> [Work request]
The records are to be repeated in full, with the images removed.

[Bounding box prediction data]

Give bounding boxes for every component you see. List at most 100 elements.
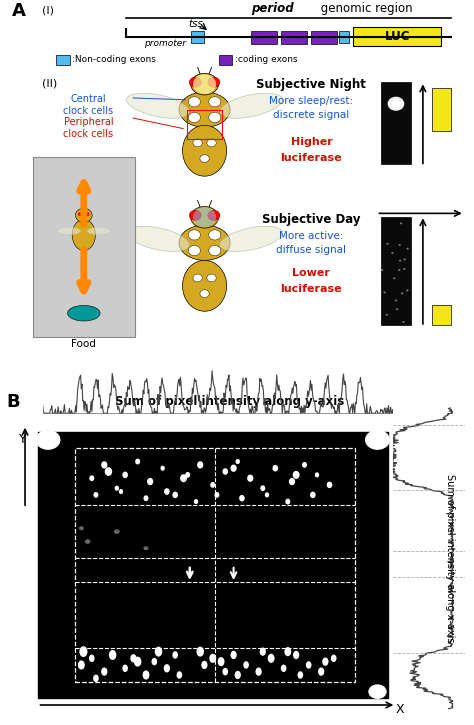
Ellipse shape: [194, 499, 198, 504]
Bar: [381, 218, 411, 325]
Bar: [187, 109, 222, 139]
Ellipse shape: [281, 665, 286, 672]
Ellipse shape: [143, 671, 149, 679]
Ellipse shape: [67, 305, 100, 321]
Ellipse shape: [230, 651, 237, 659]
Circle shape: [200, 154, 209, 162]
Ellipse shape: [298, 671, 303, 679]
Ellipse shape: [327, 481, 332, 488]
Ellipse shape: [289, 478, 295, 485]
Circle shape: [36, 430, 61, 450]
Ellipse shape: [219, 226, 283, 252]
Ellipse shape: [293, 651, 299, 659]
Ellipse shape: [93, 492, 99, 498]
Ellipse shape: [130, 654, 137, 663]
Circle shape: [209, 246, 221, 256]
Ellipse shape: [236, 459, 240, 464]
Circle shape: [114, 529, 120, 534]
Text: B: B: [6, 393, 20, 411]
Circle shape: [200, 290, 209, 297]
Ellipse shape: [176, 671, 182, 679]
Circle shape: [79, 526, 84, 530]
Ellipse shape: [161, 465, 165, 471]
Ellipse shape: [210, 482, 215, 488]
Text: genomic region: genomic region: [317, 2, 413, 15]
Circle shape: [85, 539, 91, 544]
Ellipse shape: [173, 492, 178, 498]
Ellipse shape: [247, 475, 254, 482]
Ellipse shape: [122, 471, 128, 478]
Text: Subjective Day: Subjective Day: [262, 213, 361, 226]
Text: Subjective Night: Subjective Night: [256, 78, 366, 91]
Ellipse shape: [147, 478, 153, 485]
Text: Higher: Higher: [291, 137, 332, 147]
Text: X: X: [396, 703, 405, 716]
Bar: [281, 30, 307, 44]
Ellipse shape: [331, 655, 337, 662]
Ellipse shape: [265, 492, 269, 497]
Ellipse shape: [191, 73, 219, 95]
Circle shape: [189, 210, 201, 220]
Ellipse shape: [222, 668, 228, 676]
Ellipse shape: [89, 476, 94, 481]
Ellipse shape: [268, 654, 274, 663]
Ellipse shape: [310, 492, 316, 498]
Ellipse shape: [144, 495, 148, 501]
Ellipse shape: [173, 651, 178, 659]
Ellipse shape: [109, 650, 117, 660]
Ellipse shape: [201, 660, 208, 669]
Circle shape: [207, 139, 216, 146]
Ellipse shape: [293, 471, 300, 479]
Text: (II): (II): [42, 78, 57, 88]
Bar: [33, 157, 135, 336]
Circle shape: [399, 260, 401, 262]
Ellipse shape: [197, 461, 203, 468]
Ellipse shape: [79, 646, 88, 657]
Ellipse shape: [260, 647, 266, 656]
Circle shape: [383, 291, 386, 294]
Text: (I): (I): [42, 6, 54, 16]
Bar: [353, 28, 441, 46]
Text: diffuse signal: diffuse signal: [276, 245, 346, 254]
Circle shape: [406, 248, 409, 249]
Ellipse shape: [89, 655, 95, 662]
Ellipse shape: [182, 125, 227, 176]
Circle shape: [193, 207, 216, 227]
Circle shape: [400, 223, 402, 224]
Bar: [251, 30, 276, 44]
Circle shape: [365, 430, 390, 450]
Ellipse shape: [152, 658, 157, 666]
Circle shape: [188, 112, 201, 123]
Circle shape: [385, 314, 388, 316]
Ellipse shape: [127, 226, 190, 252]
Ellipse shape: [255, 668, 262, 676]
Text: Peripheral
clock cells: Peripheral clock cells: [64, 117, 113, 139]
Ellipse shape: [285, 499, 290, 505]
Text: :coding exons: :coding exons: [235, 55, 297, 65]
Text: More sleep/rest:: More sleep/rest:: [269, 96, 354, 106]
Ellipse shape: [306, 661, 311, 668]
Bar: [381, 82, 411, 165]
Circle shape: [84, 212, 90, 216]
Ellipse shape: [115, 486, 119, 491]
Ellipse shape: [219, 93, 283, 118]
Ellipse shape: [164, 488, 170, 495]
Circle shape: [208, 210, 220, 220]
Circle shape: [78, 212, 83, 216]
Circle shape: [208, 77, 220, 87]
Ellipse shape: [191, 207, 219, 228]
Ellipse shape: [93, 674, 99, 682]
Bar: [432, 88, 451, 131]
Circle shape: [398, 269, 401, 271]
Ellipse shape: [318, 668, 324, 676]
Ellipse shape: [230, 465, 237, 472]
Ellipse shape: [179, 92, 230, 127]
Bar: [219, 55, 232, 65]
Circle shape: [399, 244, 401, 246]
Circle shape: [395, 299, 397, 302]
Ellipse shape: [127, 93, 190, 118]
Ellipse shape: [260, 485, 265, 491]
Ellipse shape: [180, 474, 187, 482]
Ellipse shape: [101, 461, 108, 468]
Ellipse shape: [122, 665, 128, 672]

> [Solution]
Give bounding boxes for every component you see. List at most 100 elements.
Ellipse shape: [194, 499, 198, 504]
Bar: [381, 218, 411, 325]
Bar: [187, 109, 222, 139]
Ellipse shape: [281, 665, 286, 672]
Ellipse shape: [143, 671, 149, 679]
Ellipse shape: [67, 305, 100, 321]
Ellipse shape: [230, 651, 237, 659]
Circle shape: [200, 154, 209, 162]
Ellipse shape: [298, 671, 303, 679]
Ellipse shape: [327, 481, 332, 488]
Ellipse shape: [289, 478, 295, 485]
Circle shape: [36, 430, 61, 450]
Ellipse shape: [219, 226, 283, 252]
Ellipse shape: [293, 651, 299, 659]
Ellipse shape: [93, 492, 99, 498]
Ellipse shape: [130, 654, 137, 663]
Circle shape: [209, 246, 221, 256]
Ellipse shape: [236, 459, 240, 464]
Circle shape: [114, 529, 120, 534]
Text: B: B: [6, 393, 20, 411]
Circle shape: [200, 290, 209, 297]
Ellipse shape: [176, 671, 182, 679]
Circle shape: [79, 526, 84, 530]
Ellipse shape: [161, 465, 165, 471]
Ellipse shape: [210, 482, 215, 488]
Text: genomic region: genomic region: [317, 2, 413, 15]
Circle shape: [85, 539, 91, 544]
Ellipse shape: [173, 492, 178, 498]
Ellipse shape: [247, 475, 254, 482]
Ellipse shape: [122, 471, 128, 478]
Text: Subjective Day: Subjective Day: [262, 213, 361, 226]
Text: Subjective Night: Subjective Night: [256, 78, 366, 91]
Ellipse shape: [147, 478, 153, 485]
Text: Higher: Higher: [291, 137, 332, 147]
Text: X: X: [396, 703, 405, 716]
Bar: [281, 30, 307, 44]
Ellipse shape: [331, 655, 337, 662]
Ellipse shape: [265, 492, 269, 497]
Ellipse shape: [191, 73, 219, 95]
Circle shape: [189, 210, 201, 220]
Ellipse shape: [222, 668, 228, 676]
Ellipse shape: [89, 476, 94, 481]
Ellipse shape: [268, 654, 274, 663]
Ellipse shape: [310, 492, 316, 498]
Ellipse shape: [144, 495, 148, 501]
Ellipse shape: [173, 651, 178, 659]
Ellipse shape: [109, 650, 117, 660]
Ellipse shape: [201, 660, 208, 669]
Circle shape: [207, 139, 216, 146]
Ellipse shape: [293, 471, 300, 479]
Text: (II): (II): [42, 78, 57, 88]
Bar: [33, 157, 135, 336]
Circle shape: [399, 260, 401, 262]
Ellipse shape: [197, 461, 203, 468]
Ellipse shape: [79, 646, 88, 657]
Ellipse shape: [260, 647, 266, 656]
Circle shape: [383, 291, 386, 294]
Text: (I): (I): [42, 6, 54, 16]
Bar: [353, 28, 441, 46]
Text: diffuse signal: diffuse signal: [276, 245, 346, 254]
Circle shape: [406, 248, 409, 249]
Ellipse shape: [89, 655, 95, 662]
Ellipse shape: [182, 125, 227, 176]
Circle shape: [193, 207, 216, 227]
Circle shape: [400, 223, 402, 224]
Bar: [251, 30, 276, 44]
Circle shape: [365, 430, 390, 450]
Ellipse shape: [152, 658, 157, 666]
Circle shape: [188, 112, 201, 123]
Circle shape: [385, 314, 388, 316]
Ellipse shape: [127, 226, 190, 252]
Ellipse shape: [255, 668, 262, 676]
Text: Peripheral
clock cells: Peripheral clock cells: [64, 117, 113, 139]
Ellipse shape: [285, 499, 290, 505]
Text: :coding exons: :coding exons: [235, 55, 297, 65]
Text: More sleep/rest:: More sleep/rest:: [269, 96, 354, 106]
Ellipse shape: [306, 661, 311, 668]
Bar: [381, 82, 411, 165]
Circle shape: [84, 212, 90, 216]
Ellipse shape: [115, 486, 119, 491]
Ellipse shape: [219, 93, 283, 118]
Ellipse shape: [164, 488, 170, 495]
Circle shape: [208, 210, 220, 220]
Circle shape: [78, 212, 83, 216]
Circle shape: [208, 77, 220, 87]
Ellipse shape: [191, 207, 219, 228]
Ellipse shape: [93, 674, 99, 682]
Bar: [432, 88, 451, 131]
Circle shape: [398, 269, 401, 271]
Ellipse shape: [318, 668, 324, 676]
Ellipse shape: [230, 465, 237, 472]
Ellipse shape: [179, 92, 230, 127]
Bar: [219, 55, 232, 65]
Circle shape: [399, 244, 401, 246]
Circle shape: [395, 299, 397, 302]
Ellipse shape: [127, 93, 190, 118]
Ellipse shape: [260, 485, 265, 491]
Ellipse shape: [180, 474, 187, 482]
Ellipse shape: [101, 461, 108, 468]
Ellipse shape: [122, 665, 128, 672]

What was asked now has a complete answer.